Set task: Copy each line of the listing below exactly.

═════ Extracted records

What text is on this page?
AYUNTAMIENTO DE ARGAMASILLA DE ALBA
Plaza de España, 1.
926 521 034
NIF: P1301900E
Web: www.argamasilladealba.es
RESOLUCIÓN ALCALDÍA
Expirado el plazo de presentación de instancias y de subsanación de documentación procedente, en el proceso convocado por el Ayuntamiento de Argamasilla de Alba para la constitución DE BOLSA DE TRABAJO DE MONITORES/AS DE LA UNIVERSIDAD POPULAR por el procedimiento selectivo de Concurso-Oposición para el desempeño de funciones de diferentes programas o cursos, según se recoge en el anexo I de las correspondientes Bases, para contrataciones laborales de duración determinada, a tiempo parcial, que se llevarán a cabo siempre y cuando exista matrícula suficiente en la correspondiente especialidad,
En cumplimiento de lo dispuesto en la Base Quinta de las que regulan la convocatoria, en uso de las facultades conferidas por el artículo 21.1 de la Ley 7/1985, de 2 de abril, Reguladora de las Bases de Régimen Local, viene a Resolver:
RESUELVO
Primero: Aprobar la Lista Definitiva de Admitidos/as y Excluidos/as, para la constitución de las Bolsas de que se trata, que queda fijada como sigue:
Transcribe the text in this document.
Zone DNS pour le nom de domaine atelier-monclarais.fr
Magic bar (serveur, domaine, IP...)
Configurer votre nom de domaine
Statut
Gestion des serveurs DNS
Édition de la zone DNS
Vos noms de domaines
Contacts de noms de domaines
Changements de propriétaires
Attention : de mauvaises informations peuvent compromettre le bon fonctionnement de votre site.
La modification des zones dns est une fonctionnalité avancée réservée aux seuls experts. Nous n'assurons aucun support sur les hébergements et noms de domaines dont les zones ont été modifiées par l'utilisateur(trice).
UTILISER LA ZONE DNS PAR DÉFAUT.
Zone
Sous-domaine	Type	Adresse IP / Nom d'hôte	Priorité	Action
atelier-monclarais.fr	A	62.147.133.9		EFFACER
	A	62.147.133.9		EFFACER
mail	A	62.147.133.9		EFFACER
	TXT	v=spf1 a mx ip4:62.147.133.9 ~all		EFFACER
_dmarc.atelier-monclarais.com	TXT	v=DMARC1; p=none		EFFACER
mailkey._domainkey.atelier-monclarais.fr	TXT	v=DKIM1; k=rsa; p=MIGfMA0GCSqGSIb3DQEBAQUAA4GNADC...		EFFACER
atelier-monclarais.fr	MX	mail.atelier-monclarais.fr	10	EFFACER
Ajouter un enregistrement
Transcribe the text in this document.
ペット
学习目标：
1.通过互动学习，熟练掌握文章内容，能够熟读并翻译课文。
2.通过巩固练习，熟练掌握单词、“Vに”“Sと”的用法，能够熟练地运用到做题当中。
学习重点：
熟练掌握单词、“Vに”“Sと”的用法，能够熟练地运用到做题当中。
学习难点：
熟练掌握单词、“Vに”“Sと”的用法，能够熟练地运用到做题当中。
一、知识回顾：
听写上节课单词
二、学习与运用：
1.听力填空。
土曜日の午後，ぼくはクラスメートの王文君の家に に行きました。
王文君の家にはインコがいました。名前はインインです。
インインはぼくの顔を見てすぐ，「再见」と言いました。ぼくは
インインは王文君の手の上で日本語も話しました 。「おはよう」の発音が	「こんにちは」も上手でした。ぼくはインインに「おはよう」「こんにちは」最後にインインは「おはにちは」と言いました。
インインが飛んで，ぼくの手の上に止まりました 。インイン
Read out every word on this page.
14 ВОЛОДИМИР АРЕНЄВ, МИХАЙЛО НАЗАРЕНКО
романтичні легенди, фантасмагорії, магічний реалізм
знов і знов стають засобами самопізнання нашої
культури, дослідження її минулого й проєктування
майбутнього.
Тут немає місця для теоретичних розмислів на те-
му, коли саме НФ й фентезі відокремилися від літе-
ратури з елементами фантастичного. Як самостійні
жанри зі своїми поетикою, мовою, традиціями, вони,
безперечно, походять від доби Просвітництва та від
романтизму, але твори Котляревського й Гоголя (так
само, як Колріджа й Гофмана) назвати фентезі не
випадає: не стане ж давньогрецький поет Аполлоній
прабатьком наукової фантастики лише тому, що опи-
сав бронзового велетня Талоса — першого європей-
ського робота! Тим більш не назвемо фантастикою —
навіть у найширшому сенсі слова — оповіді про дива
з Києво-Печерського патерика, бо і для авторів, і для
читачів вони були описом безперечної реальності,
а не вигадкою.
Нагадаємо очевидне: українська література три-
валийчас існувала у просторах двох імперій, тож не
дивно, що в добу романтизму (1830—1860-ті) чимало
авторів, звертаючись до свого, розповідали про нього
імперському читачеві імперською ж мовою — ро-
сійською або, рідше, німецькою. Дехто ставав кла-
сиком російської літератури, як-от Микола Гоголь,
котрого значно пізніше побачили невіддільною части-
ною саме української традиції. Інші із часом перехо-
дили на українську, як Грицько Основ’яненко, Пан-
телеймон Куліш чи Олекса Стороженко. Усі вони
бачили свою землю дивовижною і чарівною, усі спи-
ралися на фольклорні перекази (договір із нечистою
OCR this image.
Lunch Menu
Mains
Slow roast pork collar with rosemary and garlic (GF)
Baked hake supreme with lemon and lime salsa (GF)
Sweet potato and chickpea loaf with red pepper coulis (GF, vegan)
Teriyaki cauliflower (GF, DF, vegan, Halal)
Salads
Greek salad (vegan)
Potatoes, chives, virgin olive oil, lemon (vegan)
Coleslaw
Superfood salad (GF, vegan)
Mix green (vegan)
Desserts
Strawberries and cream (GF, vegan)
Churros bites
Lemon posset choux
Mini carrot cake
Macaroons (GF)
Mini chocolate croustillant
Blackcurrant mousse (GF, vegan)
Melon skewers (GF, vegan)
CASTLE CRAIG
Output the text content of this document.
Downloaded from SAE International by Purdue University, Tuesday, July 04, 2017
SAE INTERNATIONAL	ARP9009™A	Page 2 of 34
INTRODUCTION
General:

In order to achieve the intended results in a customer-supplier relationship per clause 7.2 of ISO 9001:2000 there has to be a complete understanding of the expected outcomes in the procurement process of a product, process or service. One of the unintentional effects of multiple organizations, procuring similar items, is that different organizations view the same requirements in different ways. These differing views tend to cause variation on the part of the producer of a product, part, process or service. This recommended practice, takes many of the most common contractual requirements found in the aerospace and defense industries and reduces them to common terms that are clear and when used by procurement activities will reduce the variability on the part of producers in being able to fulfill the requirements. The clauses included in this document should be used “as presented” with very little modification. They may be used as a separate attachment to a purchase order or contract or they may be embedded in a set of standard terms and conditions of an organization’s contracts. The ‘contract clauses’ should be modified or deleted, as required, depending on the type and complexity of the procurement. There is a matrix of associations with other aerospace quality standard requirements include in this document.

══════════

Answer to the problem:
What text is on this page?
AYUNTAMIENTO DE ARGAMASILLA DE ALBA
Plaza de España, 1.
926 521 034
NIF: P1301900E
Web: www.argamasilladealba.es
RESOLUCIÓN ALCALDÍA
Expirado el plazo de presentación de instancias y de subsanación de documentación procedente, en el proceso convocado por el Ayuntamiento de Argamasilla de Alba para la constitución DE BOLSA DE TRABAJO DE MONITORES/AS DE LA UNIVERSIDAD POPULAR por el procedimiento selectivo de Concurso-Oposición para el desempeño de funciones de diferentes programas o cursos, según se recoge en el anexo I de las correspondientes Bases, para contrataciones laborales de duración determinada, a tiempo parcial, que se llevarán a cabo siempre y cuando exista matrícula suficiente en la correspondiente especialidad,
En cumplimiento de lo dispuesto en la Base Quinta de las que regulan la convocatoria, en uso de las facultades conferidas por el artículo 21.1 de la Ley 7/1985, de 2 de abril, Reguladora de las Bases de Régimen Local, viene a Resolver:
RESUELVO
Primero: Aprobar la Lista Definitiva de Admitidos/as y Excluidos/as, para la constitución de las Bolsas de que se trata, que queda fijada como sigue:
Transcribe the text in this document.
Zone DNS pour le nom de domaine atelier-monclarais.fr
Magic bar (serveur, domaine, IP...)
Configurer votre nom de domaine
Statut
Gestion des serveurs DNS
Édition de la zone DNS
Vos noms de domaines
Contacts de noms de domaines
Changements de propriétaires
Attention : de mauvaises informations peuvent compromettre le bon fonctionnement de votre site.
La modification des zones dns est une fonctionnalité avancée réservée aux seuls experts. Nous n'assurons aucun support sur les hébergements et noms de domaines dont les zones ont été modifiées par l'utilisateur(trice).
UTILISER LA ZONE DNS PAR DÉFAUT.
Zone
Sous-domaine	Type	Adresse IP / Nom d'hôte	Priorité	Action
atelier-monclarais.fr	A	62.147.133.9		EFFACER
	A	62.147.133.9		EFFACER
mail	A	62.147.133.9		EFFACER
	TXT	v=spf1 a mx ip4:62.147.133.9 ~all		EFFACER
_dmarc.atelier-monclarais.com	TXT	v=DMARC1; p=none		EFFACER
mailkey._domainkey.atelier-monclarais.fr	TXT	v=DKIM1; k=rsa; p=MIGfMA0GCSqGSIb3DQEBAQUAA4GNADC...		EFFACER
atelier-monclarais.fr	MX	mail.atelier-monclarais.fr	10	EFFACER
Ajouter un enregistrement
Transcribe the text in this document.
ペット
学习目标：
1.通过互动学习，熟练掌握文章内容，能够熟读并翻译课文。
2.通过巩固练习，熟练掌握单词、“Vに”“Sと”的用法，能够熟练地运用到做题当中。
学习重点：
熟练掌握单词、“Vに”“Sと”的用法，能够熟练地运用到做题当中。
学习难点：
熟练掌握单词、“Vに”“Sと”的用法，能够熟练地运用到做题当中。
一、知识回顾：
听写上节课单词
二、学习与运用：
1.听力填空。
土曜日の午後，ぼくはクラスメートの王文君の家に に行きました。
王文君の家にはインコがいました。名前はインインです。
インインはぼくの顔を見てすぐ，「再见」と言いました。ぼくは
インインは王文君の手の上で日本語も話しました 。「おはよう」の発音が	「こんにちは」も上手でした。ぼくはインインに「おはよう」「こんにちは」最後にインインは「おはにちは」と言いました。
インインが飛んで，ぼくの手の上に止まりました 。インイン
Read out every word on this page.
14 ВОЛОДИМИР АРЕНЄВ, МИХАЙЛО НАЗАРЕНКО
романтичні легенди, фантасмагорії, магічний реалізм
знов і знов стають засобами самопізнання нашої
культури, дослідження її минулого й проєктування
майбутнього.
Тут немає місця для теоретичних розмислів на те-
му, коли саме НФ й фентезі відокремилися від літе-
ратури з елементами фантастичного. Як самостійні
жанри зі своїми поетикою, мовою, традиціями, вони,
безперечно, походять від доби Просвітництва та від
романтизму, але твори Котляревського й Гоголя (так
само, як Колріджа й Гофмана) назвати фентезі не
випадає: не стане ж давньогрецький поет Аполлоній
прабатьком наукової фантастики лише тому, що опи-
сав бронзового велетня Талоса — першого європей-
ського робота! Тим більш не назвемо фантастикою —
навіть у найширшому сенсі слова — оповіді про дива
з Києво-Печерського патерика, бо і для авторів, і для
читачів вони були описом безперечної реальності,
а не вигадкою.
Нагадаємо очевидне: українська література три-
валийчас існувала у просторах двох імперій, тож не
дивно, що в добу романтизму (1830—1860-ті) чимало
авторів, звертаючись до свого, розповідали про нього
імперському читачеві імперською ж мовою — ро-
сійською або, рідше, німецькою. Дехто ставав кла-
сиком російської літератури, як-от Микола Гоголь,
котрого значно пізніше побачили невіддільною части-
ною саме української традиції. Інші із часом перехо-
дили на українську, як Грицько Основ’яненко, Пан-
телеймон Куліш чи Олекса Стороженко. Усі вони
бачили свою землю дивовижною і чарівною, усі спи-
ралися на фольклорні перекази (договір із нечистою
OCR this image.
Lunch Menu
Mains
Slow roast pork collar with rosemary and garlic (GF)
Baked hake supreme with lemon and lime salsa (GF)
Sweet potato and chickpea loaf with red pepper coulis (GF, vegan)
Teriyaki cauliflower (GF, DF, vegan, Halal)
Salads
Greek salad (vegan)
Potatoes, chives, virgin olive oil, lemon (vegan)
Coleslaw
Superfood salad (GF, vegan)
Mix green (vegan)
Desserts
Strawberries and cream (GF, vegan)
Churros bites
Lemon posset choux
Mini carrot cake
Macaroons (GF)
Mini chocolate croustillant
Blackcurrant mousse (GF, vegan)
Melon skewers (GF, vegan)
CASTLE CRAIG
Output the text content of this document.
Downloaded from SAE International by Purdue University, Tuesday, July 04, 2017
SAE INTERNATIONAL	ARP9009™A	Page 2 of 34
INTRODUCTION
General:

In order to achieve the intended results in a customer-supplier relationship per clause 7.2 of ISO 9001:2000 there has to be a complete understanding of the expected outcomes in the procurement process of a product, process or service. One of the unintentional effects of multiple organizations, procuring similar items, is that different organizations view the same requirements in different ways. These differing views tend to cause variation on the part of the producer of a product, part, process or service. This recommended practice, takes many of the most common contractual requirements found in the aerospace and defense industries and reduces them to common terms that are clear and when used by procurement activities will reduce the variability on the part of producers in being able to fulfill the requirements. The clauses included in this document should be used “as presented” with very little modification. They may be used as a separate attachment to a purchase order or contract or they may be embedded in a set of standard terms and conditions of an organization’s contracts. The ‘contract clauses’ should be modified or deleted, as required, depending on the type and complexity of the procurement. There is a matrix of associations with other aerospace quality standard requirements include in this document.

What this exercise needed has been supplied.